#### Task prompt
In the listing, locate the line containing "Give me the", then quote it and all following lines exactly. Omit pictures.

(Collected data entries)
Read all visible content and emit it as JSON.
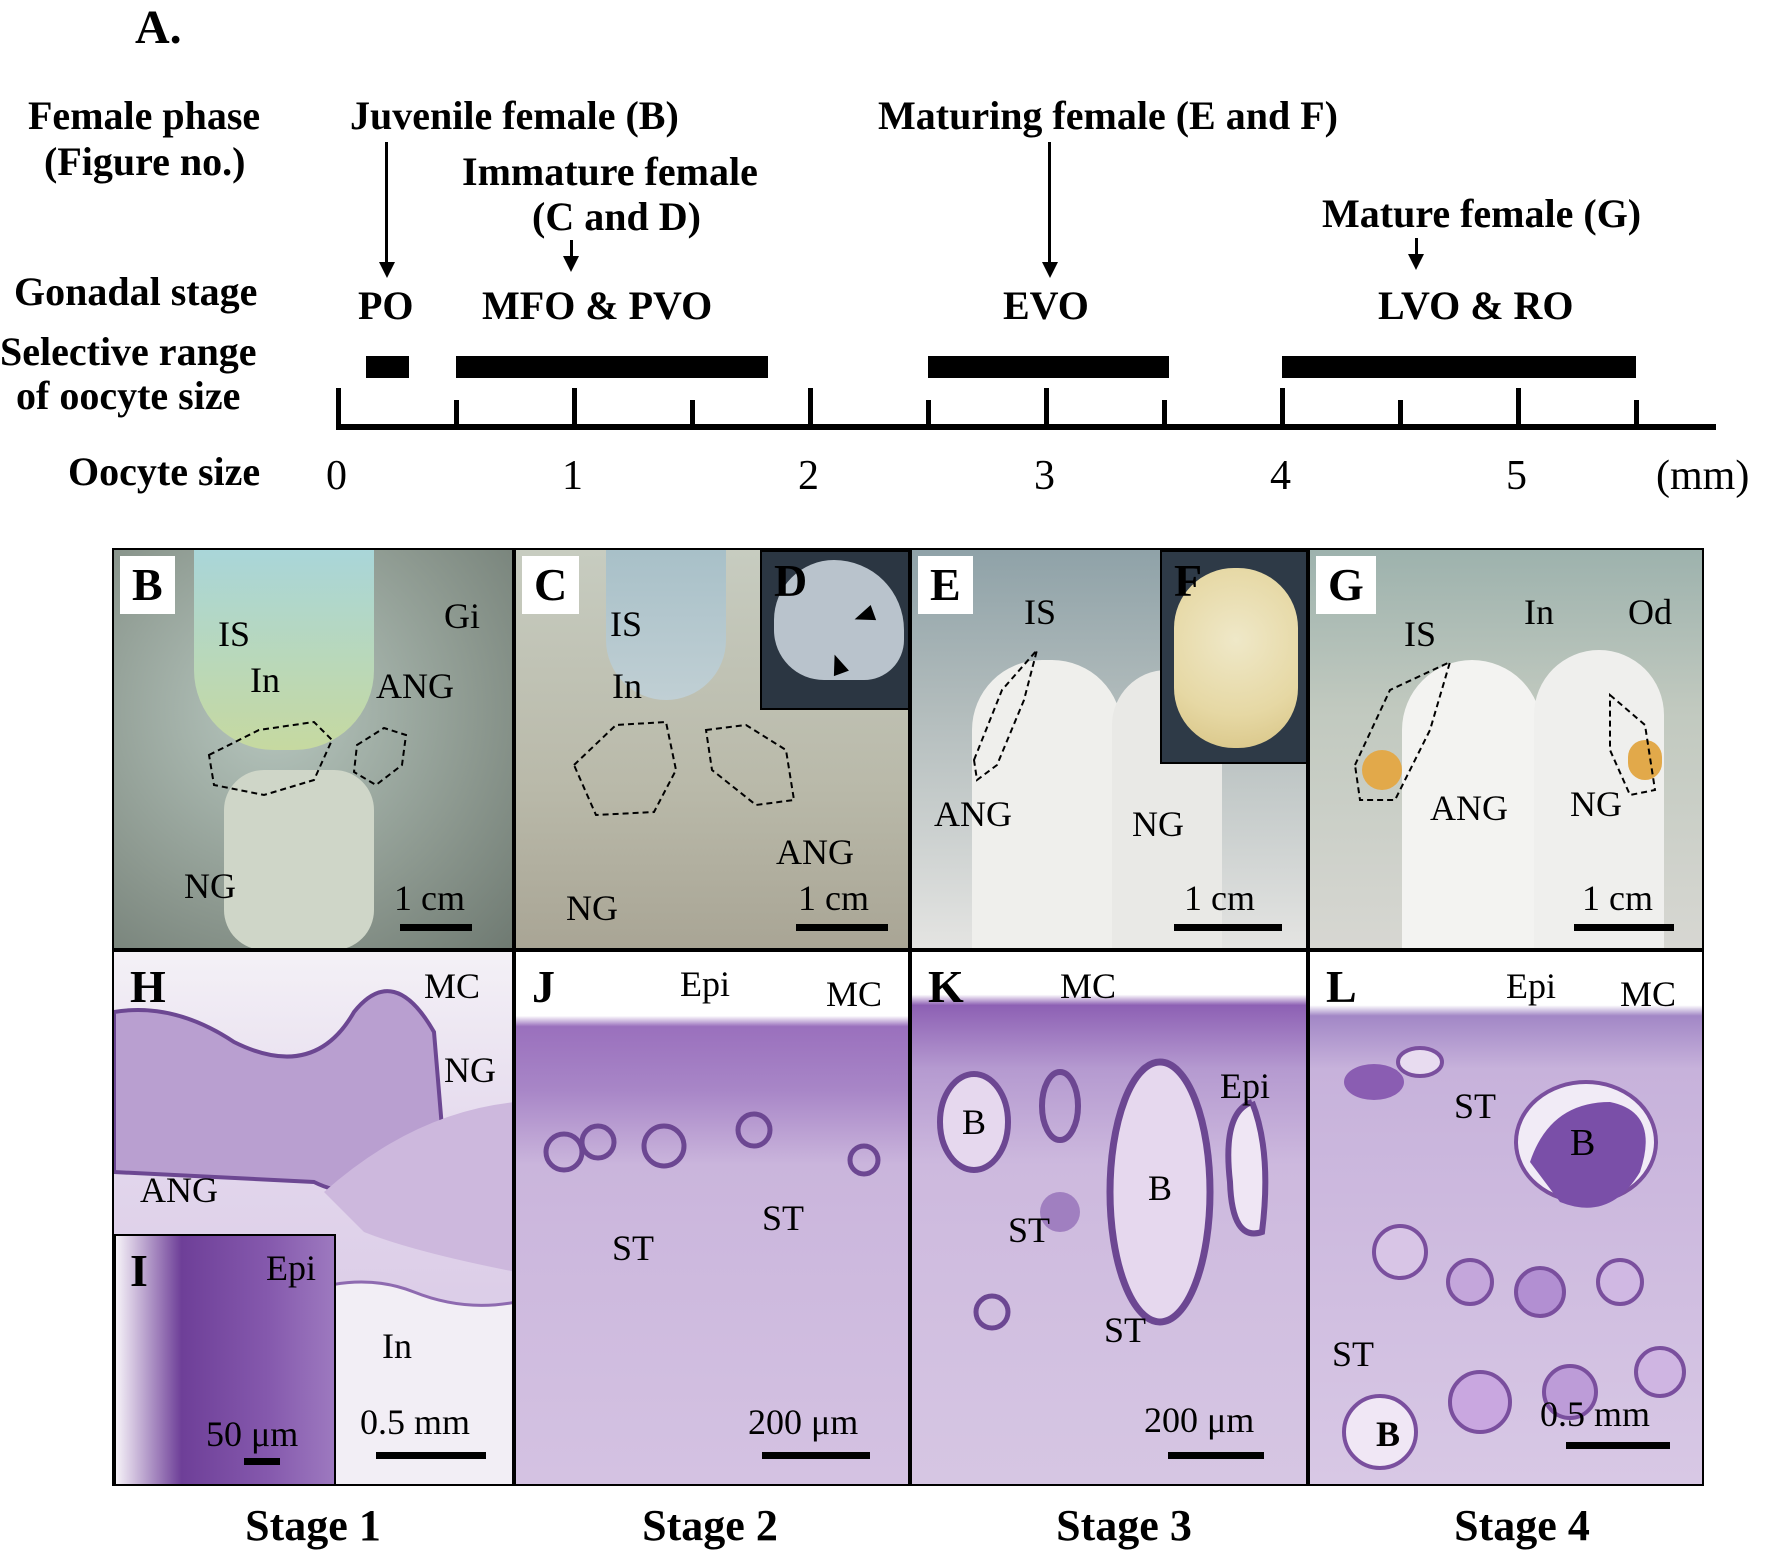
{
  "panel_a": {
    "label": "A.",
    "row_labels": {
      "female_phase": [
        "Female phase",
        "(Figure no.)"
      ],
      "gonadal_stage": "Gonadal stage",
      "selective_range": [
        "Selective range",
        "of oocyte size"
      ],
      "oocyte_size": "Oocyte size"
    },
    "phases": {
      "juvenile": "Juvenile female (B)",
      "immature": [
        "Immature female",
        "(C and D)"
      ],
      "maturing": "Maturing female (E and F)",
      "mature": "Mature female (G)"
    },
    "gonadal_stages": {
      "po": "PO",
      "mfo_pvo": "MFO & PVO",
      "evo": "EVO",
      "lvo_ro": "LVO & RO"
    },
    "axis": {
      "ticks": [
        "0",
        "1",
        "2",
        "3",
        "4",
        "5"
      ],
      "unit": "(mm)",
      "ranges_mm": [
        [
          0.12,
          0.3
        ],
        [
          0.5,
          1.82
        ],
        [
          2.5,
          3.52
        ],
        [
          4.0,
          5.5
        ]
      ]
    }
  },
  "photos": {
    "b": {
      "label": "B",
      "gi": "Gi",
      "is": "IS",
      "in": "In",
      "ang": "ANG",
      "ng": "NG",
      "scale": "1 cm"
    },
    "c": {
      "label": "C",
      "is": "IS",
      "in": "In",
      "ang": "ANG",
      "ng": "NG",
      "scale": "1 cm"
    },
    "d": {
      "label": "D"
    },
    "e": {
      "label": "E",
      "is": "IS",
      "ang": "ANG",
      "ng": "NG",
      "scale": "1 cm"
    },
    "f": {
      "label": "F"
    },
    "g": {
      "label": "G",
      "in": "In",
      "od": "Od",
      "is": "IS",
      "ang": "ANG",
      "ng": "NG",
      "scale": "1 cm"
    }
  },
  "histology": {
    "h": {
      "label": "H",
      "mc": "MC",
      "ng": "NG",
      "ang": "ANG",
      "in": "In",
      "scale": "0.5 mm"
    },
    "i": {
      "label": "I",
      "epi": "Epi",
      "scale": "50 μm"
    },
    "j": {
      "label": "J",
      "epi": "Epi",
      "mc": "MC",
      "st1": "ST",
      "st2": "ST",
      "scale": "200 μm"
    },
    "k": {
      "label": "K",
      "mc": "MC",
      "epi": "Epi",
      "b1": "B",
      "b2": "B",
      "st1": "ST",
      "st2": "ST",
      "scale": "200 μm"
    },
    "l": {
      "label": "L",
      "epi": "Epi",
      "mc": "MC",
      "st1": "ST",
      "b1": "B",
      "st2": "ST",
      "b2": "B",
      "scale": "0.5 mm"
    }
  },
  "stages": [
    "Stage 1",
    "Stage 2",
    "Stage 3",
    "Stage 4"
  ],
  "colors": {
    "histo_bg": "#c9b3d8",
    "histo_dark": "#7a4f9e",
    "photo_bg": "#9aa49a"
  }
}
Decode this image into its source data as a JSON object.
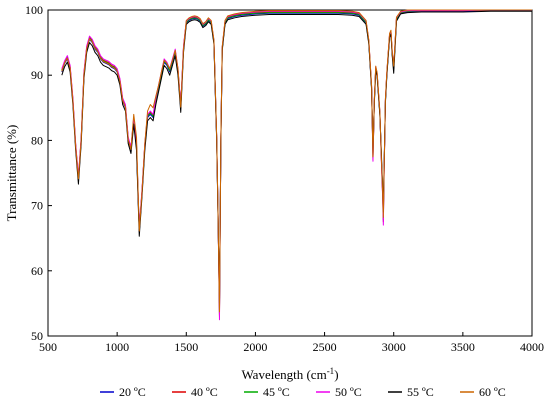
{
  "chart_data": {
    "type": "line",
    "title": "",
    "xlabel": "Wavelength (cm",
    "xlabel_sup": "-1",
    "xlabel_suffix": ")",
    "ylabel": "Transmittance (%)",
    "xlim": [
      500,
      4000
    ],
    "ylim": [
      50,
      100
    ],
    "x_ticks": [
      500,
      1000,
      1500,
      2000,
      2500,
      3000,
      3500,
      4000
    ],
    "y_ticks": [
      50,
      60,
      70,
      80,
      90,
      100
    ],
    "grid": false,
    "legend_position": "bottom",
    "x": [
      600,
      620,
      640,
      660,
      680,
      700,
      720,
      740,
      760,
      780,
      800,
      820,
      840,
      860,
      880,
      900,
      920,
      940,
      960,
      980,
      1000,
      1020,
      1040,
      1060,
      1080,
      1100,
      1120,
      1140,
      1160,
      1180,
      1200,
      1220,
      1240,
      1260,
      1280,
      1300,
      1320,
      1340,
      1360,
      1380,
      1400,
      1420,
      1440,
      1460,
      1480,
      1500,
      1520,
      1540,
      1560,
      1580,
      1600,
      1620,
      1640,
      1660,
      1680,
      1700,
      1720,
      1730,
      1740,
      1750,
      1760,
      1780,
      1800,
      1850,
      1900,
      2000,
      2100,
      2200,
      2300,
      2400,
      2500,
      2600,
      2700,
      2750,
      2800,
      2820,
      2840,
      2850,
      2860,
      2870,
      2880,
      2900,
      2910,
      2920,
      2925,
      2930,
      2940,
      2950,
      2960,
      2970,
      2980,
      2990,
      3000,
      3020,
      3050,
      3100,
      3200,
      3300,
      3500,
      3700,
      4000
    ],
    "series": [
      {
        "name": "20 ºC",
        "color": "#0000cc",
        "values": [
          90.5,
          91.8,
          92.5,
          91,
          86,
          79,
          74,
          80,
          90,
          94,
          95.5,
          95,
          94,
          93.5,
          92.5,
          92,
          91.8,
          91.6,
          91.2,
          91,
          90.5,
          89,
          86,
          85,
          80,
          78.5,
          83,
          79,
          66,
          72,
          79,
          83.5,
          84,
          83.5,
          86,
          88,
          90,
          92,
          91.5,
          90.5,
          92,
          93.5,
          90.5,
          85,
          94,
          98,
          98.4,
          98.6,
          98.7,
          98.6,
          98.3,
          97.5,
          97.8,
          98.4,
          98,
          95,
          80,
          68,
          54,
          80,
          94,
          98,
          98.7,
          99,
          99.2,
          99.4,
          99.5,
          99.5,
          99.5,
          99.5,
          99.5,
          99.5,
          99.4,
          99.2,
          98,
          95,
          88,
          78,
          86,
          91,
          90,
          84,
          78,
          72,
          68.5,
          75,
          86,
          90,
          93,
          96,
          96.5,
          93,
          91,
          98.5,
          99.5,
          99.7,
          99.8,
          99.8,
          99.8,
          99.9,
          99.9
        ]
      },
      {
        "name": "40 ºC",
        "color": "#dd0000",
        "values": [
          90.8,
          92,
          92.8,
          91.3,
          86.3,
          79.3,
          74.3,
          80.3,
          90.3,
          94.3,
          95.8,
          95.3,
          94.3,
          93.8,
          92.8,
          92.3,
          92.1,
          91.9,
          91.5,
          91.3,
          90.8,
          89.3,
          86.3,
          85.3,
          80.3,
          78.8,
          83.3,
          79.3,
          66.3,
          72.3,
          79.3,
          83.8,
          84.3,
          83.8,
          86.3,
          88.3,
          90.3,
          92.3,
          91.8,
          90.8,
          92.3,
          93.8,
          90.8,
          85.3,
          94.3,
          98.2,
          98.6,
          98.8,
          98.9,
          98.8,
          98.5,
          97.7,
          98,
          98.6,
          98.2,
          95.2,
          80.2,
          68.2,
          53,
          80.2,
          94.2,
          98.2,
          98.9,
          99.2,
          99.4,
          99.6,
          99.7,
          99.7,
          99.7,
          99.7,
          99.7,
          99.7,
          99.6,
          99.4,
          98.2,
          95.2,
          88.2,
          77,
          86.2,
          91.2,
          90.2,
          84.2,
          77.5,
          71.5,
          67.5,
          74.5,
          86.2,
          90.2,
          93.2,
          96.2,
          96.7,
          93.2,
          91.2,
          98.7,
          99.6,
          99.8,
          99.9,
          99.9,
          99.9,
          100,
          100
        ]
      },
      {
        "name": "45 ºC",
        "color": "#00aa00",
        "values": [
          90.7,
          91.9,
          92.7,
          91.2,
          86.2,
          79.2,
          74.2,
          80.2,
          90.2,
          94.2,
          95.7,
          95.2,
          94.2,
          93.7,
          92.7,
          92.2,
          92,
          91.8,
          91.4,
          91.2,
          90.7,
          89.2,
          86.2,
          85.2,
          80.2,
          78.7,
          83.2,
          79.2,
          66.2,
          72.2,
          79.2,
          83.7,
          84.2,
          83.7,
          86.2,
          88.2,
          90.2,
          92.2,
          91.7,
          90.7,
          92.2,
          93.7,
          90.7,
          85.2,
          94.2,
          98.1,
          98.5,
          98.7,
          98.8,
          98.7,
          98.4,
          97.6,
          97.9,
          98.5,
          98.1,
          95.1,
          80.1,
          68.1,
          53.3,
          80.1,
          94.1,
          98.1,
          98.8,
          99.1,
          99.3,
          99.5,
          99.6,
          99.6,
          99.6,
          99.6,
          99.6,
          99.6,
          99.5,
          99.3,
          98.1,
          95.1,
          88.1,
          77.3,
          86.1,
          91.1,
          90.1,
          84.1,
          77.7,
          71.7,
          67.8,
          74.7,
          86.1,
          90.1,
          93.1,
          96.1,
          96.6,
          93.1,
          91.1,
          98.6,
          99.6,
          99.8,
          99.9,
          99.9,
          99.9,
          100,
          100
        ]
      },
      {
        "name": "50 ºC",
        "color": "#ee00ee",
        "values": [
          91,
          92.2,
          93,
          91.5,
          86.5,
          79.5,
          74.5,
          80.5,
          90.5,
          94.5,
          96,
          95.5,
          94.5,
          94,
          93,
          92.5,
          92.3,
          92.1,
          91.7,
          91.5,
          91,
          89.5,
          86.5,
          85.5,
          80.5,
          79,
          83.5,
          79.5,
          66.5,
          72.5,
          79.5,
          84,
          84.5,
          84,
          86.5,
          88.5,
          90.5,
          92.5,
          92,
          91,
          92.5,
          94,
          91,
          85.5,
          94.5,
          98.3,
          98.7,
          98.9,
          99,
          98.9,
          98.6,
          97.8,
          98.1,
          98.7,
          98.3,
          95.3,
          80.3,
          68.3,
          52.5,
          80.3,
          94.3,
          98.3,
          99,
          99.3,
          99.5,
          99.7,
          99.8,
          99.8,
          99.8,
          99.8,
          99.8,
          99.8,
          99.7,
          99.5,
          98.3,
          95.3,
          88.3,
          76.8,
          86.3,
          91.3,
          90.3,
          84.3,
          77.3,
          71.2,
          67,
          74.2,
          86.3,
          90.3,
          93.3,
          96.3,
          96.8,
          93.3,
          91.3,
          98.8,
          99.7,
          99.9,
          99.9,
          99.9,
          99.9,
          100,
          100
        ]
      },
      {
        "name": "55 ºC",
        "color": "#000000",
        "values": [
          90,
          91.3,
          92,
          90.5,
          85.5,
          78.5,
          73.3,
          79.5,
          89.5,
          93.5,
          95,
          94.5,
          93.5,
          93,
          92,
          91.5,
          91.3,
          91.1,
          90.7,
          90.5,
          90,
          88.5,
          85.5,
          84.5,
          79.5,
          78,
          82.5,
          78.5,
          65.3,
          71.5,
          78.5,
          83,
          83.5,
          83,
          85.5,
          87.5,
          89.5,
          91.5,
          91,
          90,
          91.5,
          93,
          90,
          84.3,
          93.5,
          97.8,
          98.2,
          98.4,
          98.5,
          98.4,
          98.1,
          97.3,
          97.6,
          98.2,
          97.8,
          94.8,
          79.8,
          67.8,
          55,
          79.8,
          93.8,
          97.8,
          98.5,
          98.8,
          99,
          99.2,
          99.3,
          99.3,
          99.3,
          99.3,
          99.3,
          99.3,
          99.2,
          99,
          97.8,
          94.8,
          87.8,
          78.5,
          85.8,
          90.8,
          89.8,
          83.8,
          78.5,
          72.5,
          69,
          75.5,
          85.8,
          89.8,
          92.8,
          95.8,
          96.3,
          92.8,
          90.3,
          98.3,
          99.4,
          99.6,
          99.7,
          99.7,
          99.7,
          99.8,
          99.8
        ]
      },
      {
        "name": "60 ºC",
        "color": "#cc6600",
        "values": [
          90.6,
          91.9,
          92.6,
          91.1,
          86.1,
          79.1,
          74.1,
          80.1,
          90.1,
          94.1,
          95.6,
          95.1,
          94.1,
          93.6,
          92.6,
          92.1,
          91.9,
          91.7,
          91.3,
          91.1,
          90.6,
          89.1,
          86.1,
          85.1,
          80.1,
          78.6,
          84,
          80.5,
          66.1,
          72.1,
          79.5,
          84.5,
          85.5,
          85,
          86.8,
          88.5,
          90.5,
          92.3,
          91.8,
          91,
          92.3,
          93.8,
          91,
          85.1,
          94.1,
          98.4,
          98.8,
          99,
          99.1,
          99,
          98.7,
          97.9,
          98.2,
          98.8,
          98.4,
          95.4,
          80.4,
          68.4,
          53.7,
          80.4,
          94.4,
          98.4,
          99.1,
          99.4,
          99.6,
          99.8,
          99.9,
          99.9,
          99.9,
          99.9,
          99.9,
          99.9,
          99.8,
          99.6,
          98.4,
          95.4,
          88.4,
          77.5,
          86.4,
          91.4,
          90.4,
          84.4,
          77.8,
          72,
          68.2,
          75,
          86.4,
          90.4,
          93.4,
          96.4,
          96.9,
          93.4,
          91.4,
          98.9,
          99.8,
          100,
          100,
          100,
          100,
          100,
          100
        ]
      }
    ]
  }
}
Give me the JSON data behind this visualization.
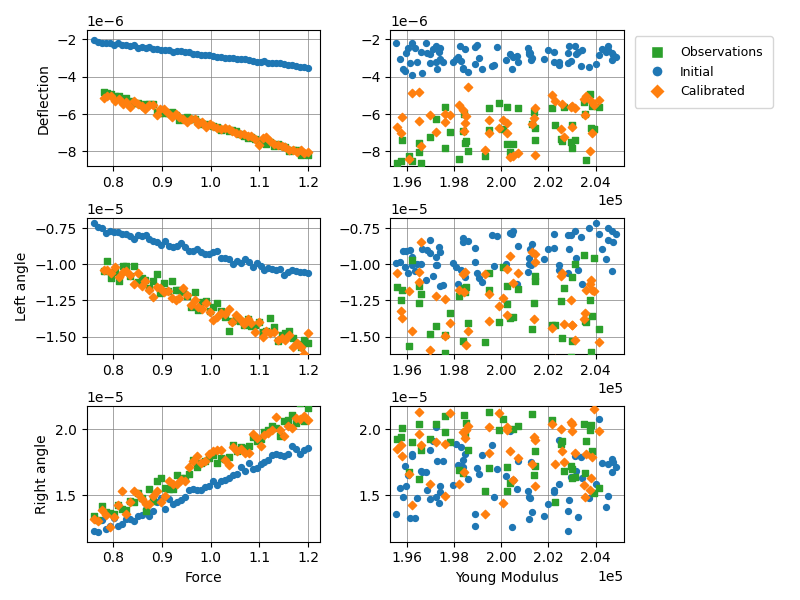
{
  "xlabels": [
    "Force",
    "Young Modulus"
  ],
  "ylabels": [
    "Deflection",
    "Left angle",
    "Right angle"
  ],
  "legend_labels": [
    "Observations",
    "Initial",
    "Calibrated"
  ],
  "colors": {
    "observations": "#2ca02c",
    "initial": "#1f77b4",
    "calibrated": "#ff7f0e"
  },
  "figsize": [
    8.0,
    6.0
  ],
  "dpi": 100,
  "force_xlim": [
    0.745,
    1.225
  ],
  "ym_xlim": [
    195300,
    205200
  ],
  "row0": {
    "ylim_left": [
      -8.8e-06,
      -1.5e-06
    ],
    "ylim_right": [
      -8.8e-06,
      -1.5e-06
    ]
  },
  "row1": {
    "ylim_left": [
      -1.62e-05,
      -6.8e-06
    ],
    "ylim_right": [
      -1.62e-05,
      -6.8e-06
    ]
  },
  "row2": {
    "ylim_left": [
      1.15e-05,
      2.18e-05
    ],
    "ylim_right": [
      1.15e-05,
      2.18e-05
    ]
  }
}
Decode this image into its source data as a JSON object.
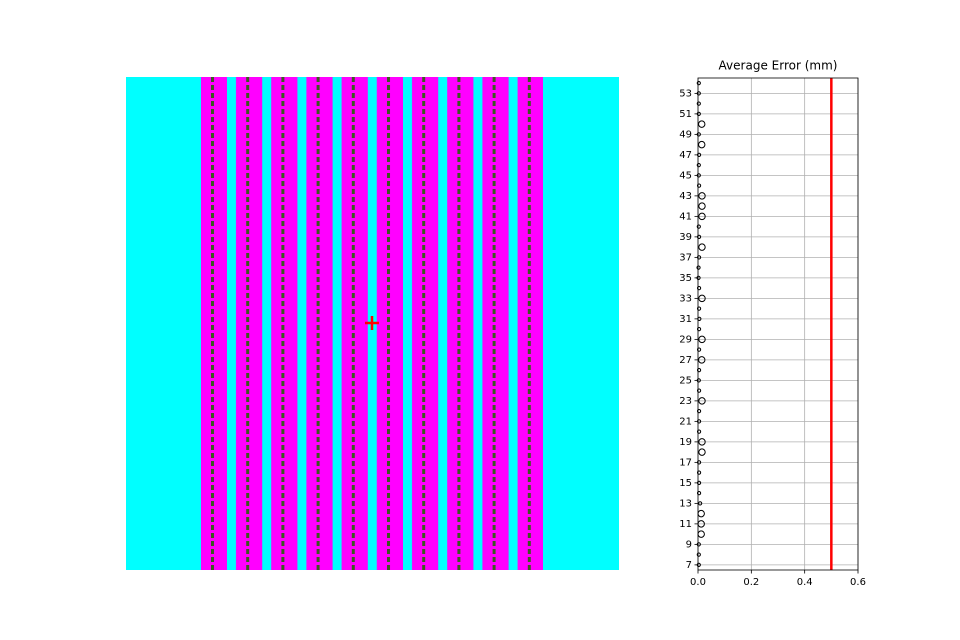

#### Completed exercise
Give me the JSON data behind this visualization.
{
  "xlabels": [
    "Force",
    "Young Modulus"
  ],
  "ylabels": [
    "Deflection",
    "Left angle",
    "Right angle"
  ],
  "legend_labels": [
    "Observations",
    "Initial",
    "Calibrated"
  ],
  "colors": {
    "observations": "#2ca02c",
    "initial": "#1f77b4",
    "calibrated": "#ff7f0e"
  },
  "figsize": [
    8.0,
    6.0
  ],
  "dpi": 100,
  "force_xlim": [
    0.745,
    1.225
  ],
  "ym_xlim": [
    195300,
    205200
  ],
  "row0": {
    "ylim_left": [
      -8.8e-06,
      -1.5e-06
    ],
    "ylim_right": [
      -8.8e-06,
      -1.5e-06
    ]
  },
  "row1": {
    "ylim_left": [
      -1.62e-05,
      -6.8e-06
    ],
    "ylim_right": [
      -1.62e-05,
      -6.8e-06
    ]
  },
  "row2": {
    "ylim_left": [
      1.15e-05,
      2.18e-05
    ],
    "ylim_right": [
      1.15e-05,
      2.18e-05
    ]
  }
}
Decode this image into its source data as a JSON object.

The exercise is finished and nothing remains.